For the copy, please give all of the data again exactly and leave the pictures out.
***** PROVIDED RECORDS *****
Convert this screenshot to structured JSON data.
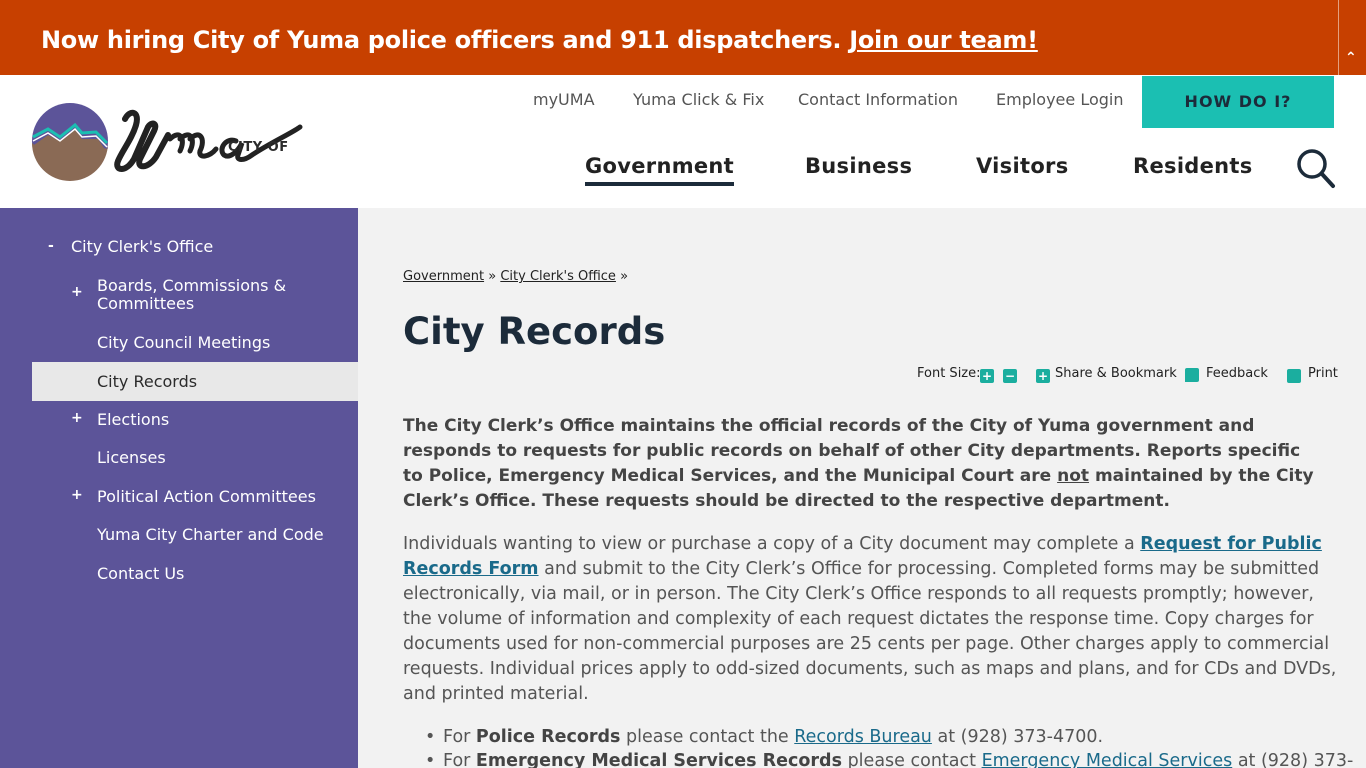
{
  "banner": {
    "text": "Now hiring City of Yuma police officers and 911 dispatchers.",
    "link": "Join our team!",
    "toggle_icon": "double-chevron-up-icon"
  },
  "header": {
    "logo": {
      "small": "CITY OF",
      "name": "Yuma"
    },
    "utility_links": [
      "myUMA",
      "Yuma Click & Fix",
      "Contact Information",
      "Employee Login"
    ],
    "how_do_i": "HOW DO I?",
    "nav": [
      "Government",
      "Business",
      "Visitors",
      "Residents"
    ],
    "nav_active": "Government",
    "search_icon": "search-icon"
  },
  "sidebar": {
    "items": [
      {
        "toggle": "-",
        "label": "City Clerk's Office"
      },
      {
        "toggle": "+",
        "label": "Boards, Commissions & Committees"
      },
      {
        "toggle": "",
        "label": "City Council Meetings"
      },
      {
        "toggle": "",
        "label": "City Records"
      },
      {
        "toggle": "+",
        "label": "Elections"
      },
      {
        "toggle": "",
        "label": "Licenses"
      },
      {
        "toggle": "+",
        "label": "Political Action Committees"
      },
      {
        "toggle": "",
        "label": "Yuma City Charter and Code"
      },
      {
        "toggle": "",
        "label": "Contact Us"
      }
    ]
  },
  "main": {
    "breadcrumb": [
      "Government",
      "City Clerk's Office"
    ],
    "breadcrumb_sep": "»",
    "title": "City Records",
    "tools": {
      "font_size_label": "Font Size:",
      "increase": "+",
      "decrease": "−",
      "share": "Share & Bookmark",
      "feedback": "Feedback",
      "print": "Print"
    },
    "intro_a": "The City Clerk’s Office maintains the official records of the City of Yuma government and responds to requests for public records on behalf of other City departments. Reports specific to Police, Emergency Medical Services, and the Municipal Court are",
    "intro_not": "not",
    "intro_b": "maintained by the City Clerk’s Office. These requests should be directed to the respective department.",
    "para_a": "Individuals wanting to view or purchase a copy of a City document may complete a",
    "para_link": "Request for Public Records Form",
    "para_b": "and submit to the City Clerk’s Office for processing. Completed forms may be submitted electronically, via mail, or in person. The City Clerk’s Office responds to all requests promptly; however, the volume of information and complexity of each request dictates the response time. Copy charges for documents used for non-commercial purposes are 25 cents per page. Other charges apply to commercial requests. Individual prices apply to odd-sized documents, such as maps and plans, and for CDs and DVDs, and printed material.",
    "bullet1": {
      "pre": "For",
      "bold": "Police Records",
      "mid": "please contact the",
      "link": "Records Bureau",
      "post": "at (928) 373-4700."
    },
    "bullet2": {
      "pre": "For",
      "bold": "Emergency Medical Services Records",
      "mid": "please contact",
      "link": "Emergency Medical Services",
      "post": "at (928) 373-"
    }
  },
  "colors": {
    "banner": "#c74000",
    "accent_teal": "#1bbfb2",
    "sidebar": "#5c5499",
    "content_bg": "#f2f2f2",
    "link": "#1a6a8a"
  }
}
*****
• WRITTEN RESPONSE:
Convert this screenshot to structured JSON data.
{
  "banner": {
    "text": "Now hiring City of Yuma police officers and 911 dispatchers.",
    "link": "Join our team!",
    "toggle_icon": "double-chevron-up-icon"
  },
  "header": {
    "logo": {
      "small": "CITY OF",
      "name": "Yuma"
    },
    "utility_links": [
      "myUMA",
      "Yuma Click & Fix",
      "Contact Information",
      "Employee Login"
    ],
    "how_do_i": "HOW DO I?",
    "nav": [
      "Government",
      "Business",
      "Visitors",
      "Residents"
    ],
    "nav_active": "Government",
    "search_icon": "search-icon"
  },
  "sidebar": {
    "items": [
      {
        "toggle": "-",
        "label": "City Clerk's Office"
      },
      {
        "toggle": "+",
        "label": "Boards, Commissions & Committees"
      },
      {
        "toggle": "",
        "label": "City Council Meetings"
      },
      {
        "toggle": "",
        "label": "City Records"
      },
      {
        "toggle": "+",
        "label": "Elections"
      },
      {
        "toggle": "",
        "label": "Licenses"
      },
      {
        "toggle": "+",
        "label": "Political Action Committees"
      },
      {
        "toggle": "",
        "label": "Yuma City Charter and Code"
      },
      {
        "toggle": "",
        "label": "Contact Us"
      }
    ]
  },
  "main": {
    "breadcrumb": [
      "Government",
      "City Clerk's Office"
    ],
    "breadcrumb_sep": "»",
    "title": "City Records",
    "tools": {
      "font_size_label": "Font Size:",
      "increase": "+",
      "decrease": "−",
      "share": "Share & Bookmark",
      "feedback": "Feedback",
      "print": "Print"
    },
    "intro_a": "The City Clerk’s Office maintains the official records of the City of Yuma government and responds to requests for public records on behalf of other City departments. Reports specific to Police, Emergency Medical Services, and the Municipal Court are",
    "intro_not": "not",
    "intro_b": "maintained by the City Clerk’s Office. These requests should be directed to the respective department.",
    "para_a": "Individuals wanting to view or purchase a copy of a City document may complete a",
    "para_link": "Request for Public Records Form",
    "para_b": "and submit to the City Clerk’s Office for processing. Completed forms may be submitted electronically, via mail, or in person. The City Clerk’s Office responds to all requests promptly; however, the volume of information and complexity of each request dictates the response time. Copy charges for documents used for non-commercial purposes are 25 cents per page. Other charges apply to commercial requests. Individual prices apply to odd-sized documents, such as maps and plans, and for CDs and DVDs, and printed material.",
    "bullet1": {
      "pre": "For",
      "bold": "Police Records",
      "mid": "please contact the",
      "link": "Records Bureau",
      "post": "at (928) 373-4700."
    },
    "bullet2": {
      "pre": "For",
      "bold": "Emergency Medical Services Records",
      "mid": "please contact",
      "link": "Emergency Medical Services",
      "post": "at (928) 373-"
    }
  },
  "colors": {
    "banner": "#c74000",
    "accent_teal": "#1bbfb2",
    "sidebar": "#5c5499",
    "content_bg": "#f2f2f2",
    "link": "#1a6a8a"
  }
}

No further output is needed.